* **Exercise directions**
Wherever the string "поселением" occurs in a line of these records, report that line.

- - -

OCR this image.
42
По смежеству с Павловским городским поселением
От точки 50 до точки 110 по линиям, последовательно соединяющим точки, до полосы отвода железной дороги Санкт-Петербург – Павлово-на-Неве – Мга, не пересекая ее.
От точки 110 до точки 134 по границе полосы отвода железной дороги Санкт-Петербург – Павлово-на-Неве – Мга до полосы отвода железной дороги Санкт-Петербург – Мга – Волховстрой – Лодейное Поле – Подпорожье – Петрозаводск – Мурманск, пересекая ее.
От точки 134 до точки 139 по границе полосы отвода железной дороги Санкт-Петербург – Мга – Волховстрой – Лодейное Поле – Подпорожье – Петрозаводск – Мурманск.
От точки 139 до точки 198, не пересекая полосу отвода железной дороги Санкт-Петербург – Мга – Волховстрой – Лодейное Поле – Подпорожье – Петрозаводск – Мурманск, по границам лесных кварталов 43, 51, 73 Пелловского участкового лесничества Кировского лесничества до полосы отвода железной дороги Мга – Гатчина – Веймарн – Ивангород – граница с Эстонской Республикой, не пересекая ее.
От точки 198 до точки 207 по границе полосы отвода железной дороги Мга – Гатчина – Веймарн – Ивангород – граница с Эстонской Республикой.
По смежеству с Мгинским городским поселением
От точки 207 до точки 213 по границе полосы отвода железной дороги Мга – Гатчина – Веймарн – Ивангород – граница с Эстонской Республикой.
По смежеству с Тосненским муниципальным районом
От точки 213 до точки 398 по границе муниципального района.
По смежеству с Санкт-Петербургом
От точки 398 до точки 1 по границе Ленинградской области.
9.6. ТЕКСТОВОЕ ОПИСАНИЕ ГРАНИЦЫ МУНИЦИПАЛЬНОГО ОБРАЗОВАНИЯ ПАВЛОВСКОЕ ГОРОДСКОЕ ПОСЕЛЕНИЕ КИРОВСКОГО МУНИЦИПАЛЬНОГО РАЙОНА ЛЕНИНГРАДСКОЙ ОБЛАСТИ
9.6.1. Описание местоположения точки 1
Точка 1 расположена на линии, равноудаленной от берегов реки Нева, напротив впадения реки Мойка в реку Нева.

- - -

* **Response**
По смежеству с Павловским городским поселением
По смежеству с Мгинским городским поселением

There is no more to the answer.